** Opening Data shown block **

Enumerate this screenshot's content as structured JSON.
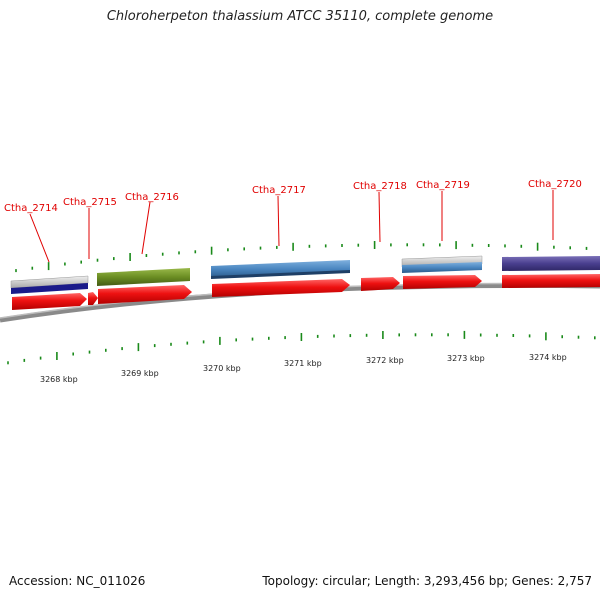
{
  "title": "Chloroherpeton thalassium ATCC 35110, complete genome",
  "footer": {
    "accession": "Accession: NC_011026",
    "stats": "Topology: circular; Length: 3,293,456 bp; Genes: 2,757"
  },
  "colors": {
    "gene_arrow": "#ee1111",
    "label": "#e00000",
    "tick": "#1a8a1a",
    "backbone": "#777777"
  },
  "genes": [
    {
      "name": "Ctha_2714",
      "feature_color": "#1a1a8a"
    },
    {
      "name": "Ctha_2715",
      "feature_color": null
    },
    {
      "name": "Ctha_2716",
      "feature_color": "#6b8e23"
    },
    {
      "name": "Ctha_2717",
      "feature_color": "#4a86c0"
    },
    {
      "name": "Ctha_2718",
      "feature_color": null
    },
    {
      "name": "Ctha_2719",
      "feature_color": "#4a86c0"
    },
    {
      "name": "Ctha_2720",
      "feature_color": "#4a3f8f"
    }
  ],
  "scale_labels": [
    "3268 kbp",
    "3269 kbp",
    "3270 kbp",
    "3271 kbp",
    "3272 kbp",
    "3273 kbp",
    "3274 kbp"
  ]
}
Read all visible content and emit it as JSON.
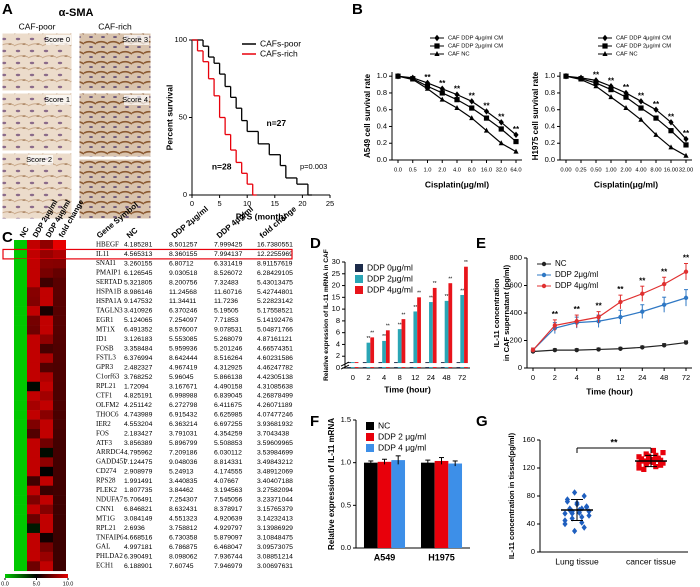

** Closing Data shown block **

_Task details_
Output the lines above in full and exactly. Leave out every picture.

_Task answer_
Enumerate this screenshot's content as structured JSON.
{
  "title": "Chloroherpeton thalassium ATCC 35110, complete genome",
  "footer": {
    "accession": "Accession: NC_011026",
    "stats": "Topology: circular; Length: 3,293,456 bp; Genes: 2,757"
  },
  "colors": {
    "gene_arrow": "#ee1111",
    "label": "#e00000",
    "tick": "#1a8a1a",
    "backbone": "#777777"
  },
  "genes": [
    {
      "name": "Ctha_2714",
      "feature_color": "#1a1a8a"
    },
    {
      "name": "Ctha_2715",
      "feature_color": null
    },
    {
      "name": "Ctha_2716",
      "feature_color": "#6b8e23"
    },
    {
      "name": "Ctha_2717",
      "feature_color": "#4a86c0"
    },
    {
      "name": "Ctha_2718",
      "feature_color": null
    },
    {
      "name": "Ctha_2719",
      "feature_color": "#4a86c0"
    },
    {
      "name": "Ctha_2720",
      "feature_color": "#4a3f8f"
    }
  ],
  "scale_labels": [
    "3268 kbp",
    "3269 kbp",
    "3270 kbp",
    "3271 kbp",
    "3272 kbp",
    "3273 kbp",
    "3274 kbp"
  ]
}
Read all visible content and emit it as JSON.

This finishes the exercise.